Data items

============

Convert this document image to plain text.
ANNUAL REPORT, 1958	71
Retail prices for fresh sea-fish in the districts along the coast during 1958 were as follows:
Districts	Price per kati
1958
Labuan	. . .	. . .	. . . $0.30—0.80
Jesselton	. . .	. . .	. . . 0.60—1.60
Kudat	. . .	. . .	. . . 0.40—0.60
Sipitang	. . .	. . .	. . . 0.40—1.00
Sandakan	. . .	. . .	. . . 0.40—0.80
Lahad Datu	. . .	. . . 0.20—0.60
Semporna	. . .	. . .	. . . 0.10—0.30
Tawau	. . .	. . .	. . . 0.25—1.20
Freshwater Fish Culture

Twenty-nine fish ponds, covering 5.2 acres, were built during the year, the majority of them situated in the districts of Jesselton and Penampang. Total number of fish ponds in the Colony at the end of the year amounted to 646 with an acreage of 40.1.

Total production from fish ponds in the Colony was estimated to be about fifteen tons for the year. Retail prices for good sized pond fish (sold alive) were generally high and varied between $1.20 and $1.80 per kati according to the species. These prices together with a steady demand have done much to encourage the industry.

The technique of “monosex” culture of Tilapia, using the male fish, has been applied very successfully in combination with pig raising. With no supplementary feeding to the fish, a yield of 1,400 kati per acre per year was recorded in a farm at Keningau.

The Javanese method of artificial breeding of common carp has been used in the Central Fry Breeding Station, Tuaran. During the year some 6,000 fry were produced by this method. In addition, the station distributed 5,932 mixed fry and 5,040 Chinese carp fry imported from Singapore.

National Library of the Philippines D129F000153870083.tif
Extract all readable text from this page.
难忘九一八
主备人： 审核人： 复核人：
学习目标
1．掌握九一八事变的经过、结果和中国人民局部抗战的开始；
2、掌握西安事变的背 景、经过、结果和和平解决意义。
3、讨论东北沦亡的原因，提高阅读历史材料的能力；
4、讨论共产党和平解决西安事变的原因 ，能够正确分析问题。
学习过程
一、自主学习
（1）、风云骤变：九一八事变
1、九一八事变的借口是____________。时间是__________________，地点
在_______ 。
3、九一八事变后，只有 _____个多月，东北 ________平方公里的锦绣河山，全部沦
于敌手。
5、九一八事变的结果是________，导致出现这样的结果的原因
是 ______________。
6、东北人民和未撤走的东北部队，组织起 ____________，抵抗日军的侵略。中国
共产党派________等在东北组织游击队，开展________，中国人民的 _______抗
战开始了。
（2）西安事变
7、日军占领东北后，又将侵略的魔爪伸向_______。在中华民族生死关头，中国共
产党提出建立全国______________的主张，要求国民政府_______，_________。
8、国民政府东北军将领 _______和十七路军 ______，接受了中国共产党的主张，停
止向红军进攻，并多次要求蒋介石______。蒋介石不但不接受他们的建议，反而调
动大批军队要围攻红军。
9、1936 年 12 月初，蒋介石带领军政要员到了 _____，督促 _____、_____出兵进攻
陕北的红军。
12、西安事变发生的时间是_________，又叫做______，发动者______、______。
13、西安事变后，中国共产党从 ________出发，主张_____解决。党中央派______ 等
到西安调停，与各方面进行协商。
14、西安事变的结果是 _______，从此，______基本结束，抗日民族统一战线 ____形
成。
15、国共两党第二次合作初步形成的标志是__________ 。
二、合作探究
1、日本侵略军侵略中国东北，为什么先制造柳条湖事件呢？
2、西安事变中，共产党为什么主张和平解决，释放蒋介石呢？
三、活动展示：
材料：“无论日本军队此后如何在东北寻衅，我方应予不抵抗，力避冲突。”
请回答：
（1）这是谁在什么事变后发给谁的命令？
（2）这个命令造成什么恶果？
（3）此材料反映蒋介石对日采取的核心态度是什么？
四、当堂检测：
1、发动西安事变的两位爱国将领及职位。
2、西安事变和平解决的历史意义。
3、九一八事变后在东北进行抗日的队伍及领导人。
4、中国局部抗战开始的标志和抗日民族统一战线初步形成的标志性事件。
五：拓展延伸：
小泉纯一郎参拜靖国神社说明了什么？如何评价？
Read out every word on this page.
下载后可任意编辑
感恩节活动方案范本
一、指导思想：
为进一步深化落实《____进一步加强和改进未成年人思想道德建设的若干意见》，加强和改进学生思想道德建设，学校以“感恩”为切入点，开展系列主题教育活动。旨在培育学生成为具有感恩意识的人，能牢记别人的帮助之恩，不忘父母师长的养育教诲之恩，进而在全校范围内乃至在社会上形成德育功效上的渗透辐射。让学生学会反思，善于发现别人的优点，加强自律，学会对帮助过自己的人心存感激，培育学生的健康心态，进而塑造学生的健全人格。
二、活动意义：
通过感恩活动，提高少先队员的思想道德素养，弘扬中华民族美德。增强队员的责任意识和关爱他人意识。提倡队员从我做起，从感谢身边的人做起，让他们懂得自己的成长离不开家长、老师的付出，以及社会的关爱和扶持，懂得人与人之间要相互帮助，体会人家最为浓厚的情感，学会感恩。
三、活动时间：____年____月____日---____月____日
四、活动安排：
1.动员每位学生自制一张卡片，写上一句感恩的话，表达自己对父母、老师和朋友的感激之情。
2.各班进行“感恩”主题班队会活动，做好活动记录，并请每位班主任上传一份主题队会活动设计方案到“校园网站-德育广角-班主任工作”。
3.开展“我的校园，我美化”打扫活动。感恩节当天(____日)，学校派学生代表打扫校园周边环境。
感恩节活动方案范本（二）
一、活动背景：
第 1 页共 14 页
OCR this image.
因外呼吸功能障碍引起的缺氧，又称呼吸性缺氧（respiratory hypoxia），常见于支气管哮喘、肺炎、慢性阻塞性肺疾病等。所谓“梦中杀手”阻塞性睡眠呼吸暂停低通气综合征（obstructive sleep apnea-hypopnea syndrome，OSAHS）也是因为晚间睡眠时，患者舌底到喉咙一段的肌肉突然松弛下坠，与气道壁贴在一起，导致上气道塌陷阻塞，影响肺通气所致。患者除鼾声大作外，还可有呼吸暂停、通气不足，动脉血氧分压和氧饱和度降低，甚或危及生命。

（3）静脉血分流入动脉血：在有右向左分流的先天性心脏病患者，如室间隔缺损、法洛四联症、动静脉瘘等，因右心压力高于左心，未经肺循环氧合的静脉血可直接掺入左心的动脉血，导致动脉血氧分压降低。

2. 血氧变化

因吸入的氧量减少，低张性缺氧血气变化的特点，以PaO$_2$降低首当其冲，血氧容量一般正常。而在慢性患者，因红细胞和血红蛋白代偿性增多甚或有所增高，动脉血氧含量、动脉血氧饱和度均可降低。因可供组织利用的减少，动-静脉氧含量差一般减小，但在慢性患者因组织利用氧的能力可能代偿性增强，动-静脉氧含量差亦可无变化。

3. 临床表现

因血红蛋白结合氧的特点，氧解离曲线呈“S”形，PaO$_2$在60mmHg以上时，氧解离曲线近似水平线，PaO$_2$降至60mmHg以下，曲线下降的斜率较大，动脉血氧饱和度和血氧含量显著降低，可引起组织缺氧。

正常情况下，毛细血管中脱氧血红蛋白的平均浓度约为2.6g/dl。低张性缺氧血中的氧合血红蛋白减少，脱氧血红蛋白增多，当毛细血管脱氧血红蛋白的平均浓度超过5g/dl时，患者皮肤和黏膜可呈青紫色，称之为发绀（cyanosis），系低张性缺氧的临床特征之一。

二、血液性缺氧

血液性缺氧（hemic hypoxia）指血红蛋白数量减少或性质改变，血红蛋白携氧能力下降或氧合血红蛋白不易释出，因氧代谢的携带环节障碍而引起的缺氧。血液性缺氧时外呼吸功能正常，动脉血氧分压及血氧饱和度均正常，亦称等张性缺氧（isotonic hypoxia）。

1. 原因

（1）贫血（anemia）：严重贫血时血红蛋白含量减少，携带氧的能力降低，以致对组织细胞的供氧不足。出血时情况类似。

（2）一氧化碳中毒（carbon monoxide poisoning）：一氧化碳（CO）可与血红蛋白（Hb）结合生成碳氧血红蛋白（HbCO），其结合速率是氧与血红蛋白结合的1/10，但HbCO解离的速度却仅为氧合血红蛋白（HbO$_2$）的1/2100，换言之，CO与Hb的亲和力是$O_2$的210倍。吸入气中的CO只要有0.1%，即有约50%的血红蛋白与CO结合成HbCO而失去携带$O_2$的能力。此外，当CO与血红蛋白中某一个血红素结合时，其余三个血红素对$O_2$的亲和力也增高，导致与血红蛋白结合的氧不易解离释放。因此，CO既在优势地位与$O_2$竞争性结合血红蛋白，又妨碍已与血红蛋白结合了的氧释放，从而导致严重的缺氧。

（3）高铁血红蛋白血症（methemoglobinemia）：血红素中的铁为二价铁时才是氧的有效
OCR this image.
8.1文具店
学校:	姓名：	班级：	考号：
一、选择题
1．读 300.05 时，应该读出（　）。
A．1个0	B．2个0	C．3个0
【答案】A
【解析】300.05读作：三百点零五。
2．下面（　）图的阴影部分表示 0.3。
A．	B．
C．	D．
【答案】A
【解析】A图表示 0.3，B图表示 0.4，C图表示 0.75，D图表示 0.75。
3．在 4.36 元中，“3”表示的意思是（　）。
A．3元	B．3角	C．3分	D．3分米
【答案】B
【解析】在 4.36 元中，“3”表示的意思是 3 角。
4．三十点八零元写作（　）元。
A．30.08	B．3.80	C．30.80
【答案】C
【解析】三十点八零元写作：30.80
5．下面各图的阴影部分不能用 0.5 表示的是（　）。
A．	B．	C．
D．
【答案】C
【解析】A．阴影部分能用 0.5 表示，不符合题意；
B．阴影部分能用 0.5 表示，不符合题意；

============

**Problem to solve:** Filter the records above for lines containing the word "阴影部分能用", and copy those lines.

**Expected answer:**
【解析】A．阴影部分能用 0.5 表示，不符合题意；
B．阴影部分能用 0.5 表示，不符合题意；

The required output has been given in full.